**Given task:**
Write out the full listing again, exactly as it stands.

[Extracts from a graphics dataset]
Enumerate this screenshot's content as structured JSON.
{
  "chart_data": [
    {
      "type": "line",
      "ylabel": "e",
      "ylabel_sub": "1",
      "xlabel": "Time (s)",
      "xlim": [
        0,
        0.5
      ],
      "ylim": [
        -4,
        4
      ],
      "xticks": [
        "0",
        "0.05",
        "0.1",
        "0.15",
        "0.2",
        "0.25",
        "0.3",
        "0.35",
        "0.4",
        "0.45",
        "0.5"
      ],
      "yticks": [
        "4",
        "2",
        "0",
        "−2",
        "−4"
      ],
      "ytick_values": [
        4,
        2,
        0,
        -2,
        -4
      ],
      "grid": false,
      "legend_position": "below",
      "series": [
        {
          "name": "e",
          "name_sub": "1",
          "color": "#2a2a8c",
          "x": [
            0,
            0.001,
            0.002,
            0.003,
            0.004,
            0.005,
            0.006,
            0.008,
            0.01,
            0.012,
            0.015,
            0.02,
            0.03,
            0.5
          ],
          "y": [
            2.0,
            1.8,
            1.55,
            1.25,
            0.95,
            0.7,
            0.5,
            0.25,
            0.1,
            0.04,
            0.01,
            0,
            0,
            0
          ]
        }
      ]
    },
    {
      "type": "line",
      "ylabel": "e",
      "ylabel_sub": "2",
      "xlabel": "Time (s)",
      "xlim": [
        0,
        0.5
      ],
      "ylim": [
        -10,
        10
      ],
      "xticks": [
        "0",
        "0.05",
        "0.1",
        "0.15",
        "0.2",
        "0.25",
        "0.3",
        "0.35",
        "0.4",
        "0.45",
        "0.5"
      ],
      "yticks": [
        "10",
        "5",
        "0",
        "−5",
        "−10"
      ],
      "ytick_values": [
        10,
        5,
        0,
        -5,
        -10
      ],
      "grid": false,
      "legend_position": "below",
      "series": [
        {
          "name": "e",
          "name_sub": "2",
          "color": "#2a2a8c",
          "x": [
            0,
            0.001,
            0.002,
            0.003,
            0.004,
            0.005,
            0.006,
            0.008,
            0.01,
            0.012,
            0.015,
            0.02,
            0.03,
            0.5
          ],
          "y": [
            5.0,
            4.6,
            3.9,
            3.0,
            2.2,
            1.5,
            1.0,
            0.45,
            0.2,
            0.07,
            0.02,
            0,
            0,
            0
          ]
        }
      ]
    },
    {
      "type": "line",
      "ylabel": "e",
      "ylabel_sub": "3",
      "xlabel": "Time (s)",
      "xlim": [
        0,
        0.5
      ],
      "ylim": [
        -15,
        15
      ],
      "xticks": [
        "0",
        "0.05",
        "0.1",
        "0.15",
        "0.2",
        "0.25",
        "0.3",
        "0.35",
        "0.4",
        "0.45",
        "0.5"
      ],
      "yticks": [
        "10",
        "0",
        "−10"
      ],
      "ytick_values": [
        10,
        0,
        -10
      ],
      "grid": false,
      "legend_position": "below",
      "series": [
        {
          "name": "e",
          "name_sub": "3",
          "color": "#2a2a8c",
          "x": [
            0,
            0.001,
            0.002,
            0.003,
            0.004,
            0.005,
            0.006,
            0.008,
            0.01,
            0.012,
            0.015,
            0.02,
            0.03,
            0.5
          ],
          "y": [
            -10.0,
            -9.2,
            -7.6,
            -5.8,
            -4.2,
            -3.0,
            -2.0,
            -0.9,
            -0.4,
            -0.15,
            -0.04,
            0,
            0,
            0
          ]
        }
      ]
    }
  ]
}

**Correct result:**
Enumerate this screenshot's content as structured JSON.
{
  "chart_data": [
    {
      "type": "line",
      "ylabel": "e",
      "ylabel_sub": "1",
      "xlabel": "Time (s)",
      "xlim": [
        0,
        0.5
      ],
      "ylim": [
        -4,
        4
      ],
      "xticks": [
        "0",
        "0.05",
        "0.1",
        "0.15",
        "0.2",
        "0.25",
        "0.3",
        "0.35",
        "0.4",
        "0.45",
        "0.5"
      ],
      "yticks": [
        "4",
        "2",
        "0",
        "−2",
        "−4"
      ],
      "ytick_values": [
        4,
        2,
        0,
        -2,
        -4
      ],
      "grid": false,
      "legend_position": "below",
      "series": [
        {
          "name": "e",
          "name_sub": "1",
          "color": "#2a2a8c",
          "x": [
            0,
            0.001,
            0.002,
            0.003,
            0.004,
            0.005,
            0.006,
            0.008,
            0.01,
            0.012,
            0.015,
            0.02,
            0.03,
            0.5
          ],
          "y": [
            2.0,
            1.8,
            1.55,
            1.25,
            0.95,
            0.7,
            0.5,
            0.25,
            0.1,
            0.04,
            0.01,
            0,
            0,
            0
          ]
        }
      ]
    },
    {
      "type": "line",
      "ylabel": "e",
      "ylabel_sub": "2",
      "xlabel": "Time (s)",
      "xlim": [
        0,
        0.5
      ],
      "ylim": [
        -10,
        10
      ],
      "xticks": [
        "0",
        "0.05",
        "0.1",
        "0.15",
        "0.2",
        "0.25",
        "0.3",
        "0.35",
        "0.4",
        "0.45",
        "0.5"
      ],
      "yticks": [
        "10",
        "5",
        "0",
        "−5",
        "−10"
      ],
      "ytick_values": [
        10,
        5,
        0,
        -5,
        -10
      ],
      "grid": false,
      "legend_position": "below",
      "series": [
        {
          "name": "e",
          "name_sub": "2",
          "color": "#2a2a8c",
          "x": [
            0,
            0.001,
            0.002,
            0.003,
            0.004,
            0.005,
            0.006,
            0.008,
            0.01,
            0.012,
            0.015,
            0.02,
            0.03,
            0.5
          ],
          "y": [
            5.0,
            4.6,
            3.9,
            3.0,
            2.2,
            1.5,
            1.0,
            0.45,
            0.2,
            0.07,
            0.02,
            0,
            0,
            0
          ]
        }
      ]
    },
    {
      "type": "line",
      "ylabel": "e",
      "ylabel_sub": "3",
      "xlabel": "Time (s)",
      "xlim": [
        0,
        0.5
      ],
      "ylim": [
        -15,
        15
      ],
      "xticks": [
        "0",
        "0.05",
        "0.1",
        "0.15",
        "0.2",
        "0.25",
        "0.3",
        "0.35",
        "0.4",
        "0.45",
        "0.5"
      ],
      "yticks": [
        "10",
        "0",
        "−10"
      ],
      "ytick_values": [
        10,
        0,
        -10
      ],
      "grid": false,
      "legend_position": "below",
      "series": [
        {
          "name": "e",
          "name_sub": "3",
          "color": "#2a2a8c",
          "x": [
            0,
            0.001,
            0.002,
            0.003,
            0.004,
            0.005,
            0.006,
            0.008,
            0.01,
            0.012,
            0.015,
            0.02,
            0.03,
            0.5
          ],
          "y": [
            -10.0,
            -9.2,
            -7.6,
            -5.8,
            -4.2,
            -3.0,
            -2.0,
            -0.9,
            -0.4,
            -0.15,
            -0.04,
            0,
            0,
            0
          ]
        }
      ]
    }
  ]
}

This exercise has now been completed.